WRITTEN TASK: In the listing that follows, count each line where the word "this" appears; write nothing but the count.
— Begin RECORDS —
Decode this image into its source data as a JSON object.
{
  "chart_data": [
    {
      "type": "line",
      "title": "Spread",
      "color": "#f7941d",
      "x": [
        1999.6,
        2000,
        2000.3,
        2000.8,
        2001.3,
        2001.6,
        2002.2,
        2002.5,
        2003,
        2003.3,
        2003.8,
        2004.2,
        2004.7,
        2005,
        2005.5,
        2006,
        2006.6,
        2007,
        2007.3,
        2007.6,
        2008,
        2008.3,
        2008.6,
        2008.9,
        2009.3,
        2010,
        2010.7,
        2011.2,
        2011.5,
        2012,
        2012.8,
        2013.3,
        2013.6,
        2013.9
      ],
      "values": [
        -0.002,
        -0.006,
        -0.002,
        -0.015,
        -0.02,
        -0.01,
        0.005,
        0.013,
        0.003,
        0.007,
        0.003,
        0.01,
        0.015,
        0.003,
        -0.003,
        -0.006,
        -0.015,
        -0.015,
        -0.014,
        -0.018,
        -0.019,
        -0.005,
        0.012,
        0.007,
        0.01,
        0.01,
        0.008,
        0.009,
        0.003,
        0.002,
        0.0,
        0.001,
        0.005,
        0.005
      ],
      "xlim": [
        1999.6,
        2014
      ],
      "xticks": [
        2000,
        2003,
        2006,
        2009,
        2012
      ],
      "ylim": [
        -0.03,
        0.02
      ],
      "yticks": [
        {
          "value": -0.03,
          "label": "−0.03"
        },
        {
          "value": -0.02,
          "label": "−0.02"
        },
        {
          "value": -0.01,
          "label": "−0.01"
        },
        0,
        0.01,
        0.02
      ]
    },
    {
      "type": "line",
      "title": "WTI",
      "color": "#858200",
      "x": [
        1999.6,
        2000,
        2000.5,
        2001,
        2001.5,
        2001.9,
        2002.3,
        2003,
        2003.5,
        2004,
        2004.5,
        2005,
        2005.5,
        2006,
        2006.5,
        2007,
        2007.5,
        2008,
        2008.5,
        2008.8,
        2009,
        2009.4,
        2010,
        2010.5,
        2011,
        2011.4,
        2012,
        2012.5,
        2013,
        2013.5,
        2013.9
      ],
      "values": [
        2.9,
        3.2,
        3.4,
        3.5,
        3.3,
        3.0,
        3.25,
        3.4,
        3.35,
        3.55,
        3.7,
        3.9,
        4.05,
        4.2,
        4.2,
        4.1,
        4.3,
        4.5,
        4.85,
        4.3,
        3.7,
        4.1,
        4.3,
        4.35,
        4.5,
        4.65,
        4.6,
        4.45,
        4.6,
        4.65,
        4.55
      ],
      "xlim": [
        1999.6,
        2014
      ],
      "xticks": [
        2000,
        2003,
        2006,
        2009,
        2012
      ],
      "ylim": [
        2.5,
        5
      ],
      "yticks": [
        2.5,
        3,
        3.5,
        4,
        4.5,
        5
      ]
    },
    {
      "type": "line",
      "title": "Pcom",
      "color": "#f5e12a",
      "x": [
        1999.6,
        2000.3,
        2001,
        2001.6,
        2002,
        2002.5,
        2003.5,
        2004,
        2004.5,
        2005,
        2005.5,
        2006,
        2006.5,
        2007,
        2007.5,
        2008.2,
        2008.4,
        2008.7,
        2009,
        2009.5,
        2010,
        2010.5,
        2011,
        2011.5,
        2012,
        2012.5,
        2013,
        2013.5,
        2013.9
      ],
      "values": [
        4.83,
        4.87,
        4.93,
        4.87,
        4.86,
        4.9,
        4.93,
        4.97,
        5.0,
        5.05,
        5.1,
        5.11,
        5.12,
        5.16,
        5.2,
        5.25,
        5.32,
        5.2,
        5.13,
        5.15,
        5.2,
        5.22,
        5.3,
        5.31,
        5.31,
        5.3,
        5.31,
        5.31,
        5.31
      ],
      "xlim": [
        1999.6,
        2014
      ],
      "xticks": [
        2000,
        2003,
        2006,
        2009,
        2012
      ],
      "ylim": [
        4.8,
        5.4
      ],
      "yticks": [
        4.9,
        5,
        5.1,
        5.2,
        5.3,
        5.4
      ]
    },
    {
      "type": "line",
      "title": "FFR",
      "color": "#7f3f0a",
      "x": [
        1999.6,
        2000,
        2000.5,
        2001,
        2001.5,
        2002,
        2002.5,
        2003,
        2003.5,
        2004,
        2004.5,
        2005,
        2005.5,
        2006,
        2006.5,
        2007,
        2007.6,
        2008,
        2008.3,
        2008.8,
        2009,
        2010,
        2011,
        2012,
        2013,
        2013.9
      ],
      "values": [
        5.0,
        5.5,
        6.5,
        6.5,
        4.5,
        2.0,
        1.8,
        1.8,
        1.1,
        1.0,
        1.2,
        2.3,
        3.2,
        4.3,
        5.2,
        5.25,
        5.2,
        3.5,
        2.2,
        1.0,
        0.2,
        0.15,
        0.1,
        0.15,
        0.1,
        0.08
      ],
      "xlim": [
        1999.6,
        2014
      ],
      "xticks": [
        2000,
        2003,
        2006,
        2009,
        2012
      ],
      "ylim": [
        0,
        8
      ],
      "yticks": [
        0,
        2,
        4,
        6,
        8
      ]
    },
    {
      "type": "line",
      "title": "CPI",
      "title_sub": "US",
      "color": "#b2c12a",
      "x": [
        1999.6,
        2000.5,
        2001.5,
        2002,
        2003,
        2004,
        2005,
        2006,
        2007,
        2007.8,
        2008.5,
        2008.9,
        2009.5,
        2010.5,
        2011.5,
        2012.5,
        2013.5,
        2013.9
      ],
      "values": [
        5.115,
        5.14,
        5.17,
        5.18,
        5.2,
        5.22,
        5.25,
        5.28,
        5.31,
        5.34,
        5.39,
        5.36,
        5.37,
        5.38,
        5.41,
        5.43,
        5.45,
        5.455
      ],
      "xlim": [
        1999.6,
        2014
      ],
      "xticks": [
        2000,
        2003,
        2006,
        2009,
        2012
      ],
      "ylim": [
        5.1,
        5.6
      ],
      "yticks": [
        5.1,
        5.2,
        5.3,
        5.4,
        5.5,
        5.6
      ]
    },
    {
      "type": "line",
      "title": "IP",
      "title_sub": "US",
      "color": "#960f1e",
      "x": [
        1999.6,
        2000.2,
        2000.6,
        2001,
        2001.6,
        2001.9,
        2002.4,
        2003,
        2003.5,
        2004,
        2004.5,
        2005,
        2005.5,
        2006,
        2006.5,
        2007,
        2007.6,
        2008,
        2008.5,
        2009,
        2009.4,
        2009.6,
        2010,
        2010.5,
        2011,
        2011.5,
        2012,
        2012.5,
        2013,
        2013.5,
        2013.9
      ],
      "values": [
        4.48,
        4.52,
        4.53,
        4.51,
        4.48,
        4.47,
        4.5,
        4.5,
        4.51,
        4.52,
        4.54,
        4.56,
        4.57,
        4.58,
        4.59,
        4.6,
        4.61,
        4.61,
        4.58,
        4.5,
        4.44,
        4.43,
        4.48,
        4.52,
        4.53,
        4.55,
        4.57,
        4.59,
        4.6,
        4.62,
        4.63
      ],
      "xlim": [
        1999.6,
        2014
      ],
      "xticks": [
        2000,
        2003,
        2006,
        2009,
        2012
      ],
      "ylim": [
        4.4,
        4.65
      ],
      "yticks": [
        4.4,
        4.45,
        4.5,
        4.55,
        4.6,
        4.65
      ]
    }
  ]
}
— End RECORDS —
— Begin RECORDS —
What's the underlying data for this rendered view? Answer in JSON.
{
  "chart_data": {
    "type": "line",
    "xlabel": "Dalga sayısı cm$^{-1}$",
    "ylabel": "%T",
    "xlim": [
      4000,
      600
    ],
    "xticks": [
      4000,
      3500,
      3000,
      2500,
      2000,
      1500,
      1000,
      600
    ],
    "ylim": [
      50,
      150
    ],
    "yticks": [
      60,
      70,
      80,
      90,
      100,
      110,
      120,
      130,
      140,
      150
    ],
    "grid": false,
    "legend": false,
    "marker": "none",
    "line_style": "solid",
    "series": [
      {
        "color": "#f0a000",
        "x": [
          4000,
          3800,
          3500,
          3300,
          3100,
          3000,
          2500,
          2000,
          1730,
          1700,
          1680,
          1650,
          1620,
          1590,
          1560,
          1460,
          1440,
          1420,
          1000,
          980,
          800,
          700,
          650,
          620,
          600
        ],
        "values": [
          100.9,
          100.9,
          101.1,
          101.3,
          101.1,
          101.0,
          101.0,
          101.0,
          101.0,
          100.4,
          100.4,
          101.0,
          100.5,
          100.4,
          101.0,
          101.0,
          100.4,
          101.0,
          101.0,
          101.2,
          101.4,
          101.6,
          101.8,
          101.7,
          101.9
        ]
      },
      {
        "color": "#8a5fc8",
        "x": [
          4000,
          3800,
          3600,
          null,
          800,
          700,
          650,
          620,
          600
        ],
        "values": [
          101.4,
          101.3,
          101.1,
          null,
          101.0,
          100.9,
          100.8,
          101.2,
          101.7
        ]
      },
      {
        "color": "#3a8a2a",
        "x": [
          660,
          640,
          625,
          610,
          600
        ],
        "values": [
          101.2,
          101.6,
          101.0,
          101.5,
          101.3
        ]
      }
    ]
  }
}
— End RECORDS —
— Begin RECORDS —
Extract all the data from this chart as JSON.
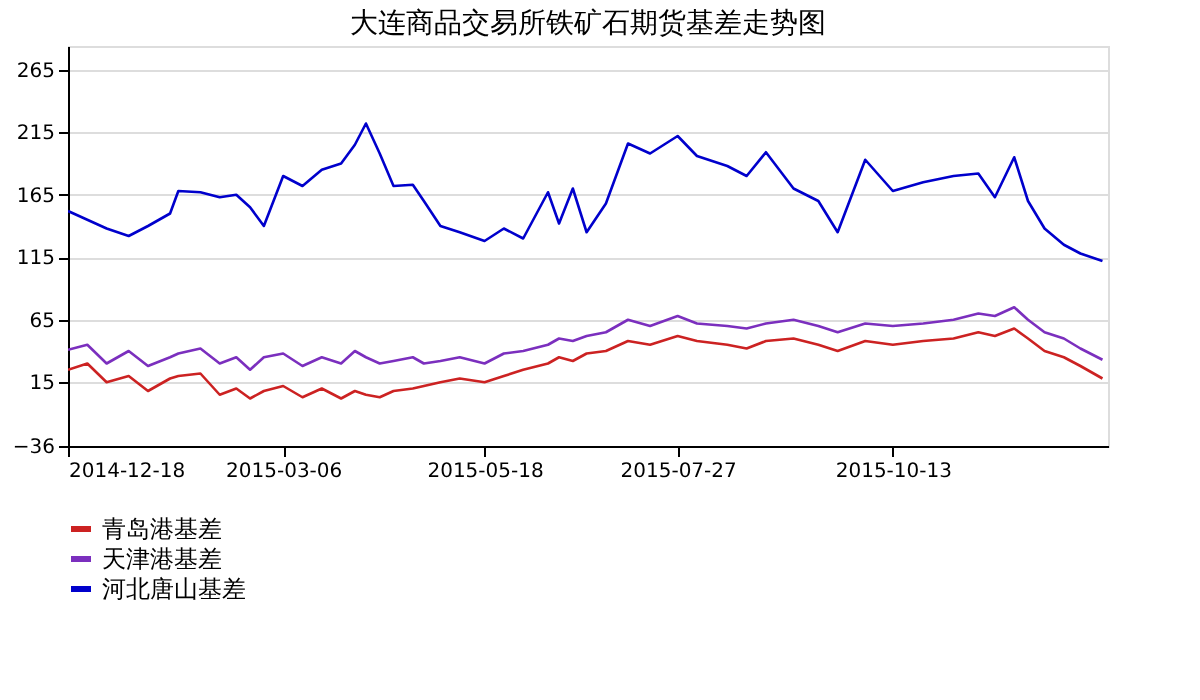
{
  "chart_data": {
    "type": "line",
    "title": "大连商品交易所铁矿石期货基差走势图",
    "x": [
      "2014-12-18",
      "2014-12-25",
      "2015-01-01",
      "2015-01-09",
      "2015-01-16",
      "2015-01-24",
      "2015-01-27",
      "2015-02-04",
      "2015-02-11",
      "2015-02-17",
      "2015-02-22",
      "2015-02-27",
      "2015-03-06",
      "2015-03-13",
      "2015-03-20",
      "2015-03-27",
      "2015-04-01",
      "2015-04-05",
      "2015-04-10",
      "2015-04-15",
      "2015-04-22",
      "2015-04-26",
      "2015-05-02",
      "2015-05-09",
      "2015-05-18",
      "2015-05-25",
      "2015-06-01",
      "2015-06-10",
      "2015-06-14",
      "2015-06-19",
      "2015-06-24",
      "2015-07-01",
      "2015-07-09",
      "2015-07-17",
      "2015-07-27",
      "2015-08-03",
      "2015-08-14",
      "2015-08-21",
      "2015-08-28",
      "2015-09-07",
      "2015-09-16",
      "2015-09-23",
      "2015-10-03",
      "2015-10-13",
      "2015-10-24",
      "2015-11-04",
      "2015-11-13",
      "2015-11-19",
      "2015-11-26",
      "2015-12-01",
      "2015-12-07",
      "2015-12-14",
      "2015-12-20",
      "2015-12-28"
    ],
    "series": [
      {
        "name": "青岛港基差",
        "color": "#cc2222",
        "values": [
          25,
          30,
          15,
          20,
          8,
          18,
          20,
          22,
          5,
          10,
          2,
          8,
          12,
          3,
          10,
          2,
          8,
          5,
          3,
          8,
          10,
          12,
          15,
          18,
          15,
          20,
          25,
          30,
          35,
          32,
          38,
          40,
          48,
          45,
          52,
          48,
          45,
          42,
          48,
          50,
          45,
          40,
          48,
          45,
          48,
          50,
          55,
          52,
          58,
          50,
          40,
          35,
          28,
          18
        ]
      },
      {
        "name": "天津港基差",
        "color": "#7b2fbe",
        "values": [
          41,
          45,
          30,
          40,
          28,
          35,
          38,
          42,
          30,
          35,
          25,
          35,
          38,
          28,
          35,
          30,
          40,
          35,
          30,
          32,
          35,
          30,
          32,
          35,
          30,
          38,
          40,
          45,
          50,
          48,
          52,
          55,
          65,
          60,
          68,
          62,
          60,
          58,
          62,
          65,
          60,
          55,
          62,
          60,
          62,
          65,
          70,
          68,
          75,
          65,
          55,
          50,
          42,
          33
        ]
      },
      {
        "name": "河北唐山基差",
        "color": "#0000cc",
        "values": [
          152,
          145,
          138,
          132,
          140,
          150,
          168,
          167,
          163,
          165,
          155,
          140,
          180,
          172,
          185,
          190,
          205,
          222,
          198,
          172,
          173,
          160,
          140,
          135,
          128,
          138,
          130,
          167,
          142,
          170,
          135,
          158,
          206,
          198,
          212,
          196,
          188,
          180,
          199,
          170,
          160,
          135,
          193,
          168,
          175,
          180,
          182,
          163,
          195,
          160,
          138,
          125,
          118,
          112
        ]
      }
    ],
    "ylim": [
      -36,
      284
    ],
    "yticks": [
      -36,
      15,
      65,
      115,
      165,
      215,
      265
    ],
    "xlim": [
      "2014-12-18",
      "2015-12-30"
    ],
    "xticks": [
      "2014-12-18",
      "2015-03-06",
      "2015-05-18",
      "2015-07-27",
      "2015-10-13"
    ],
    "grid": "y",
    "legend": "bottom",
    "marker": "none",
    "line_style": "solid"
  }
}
— End RECORDS —
FINAL RESULT: 3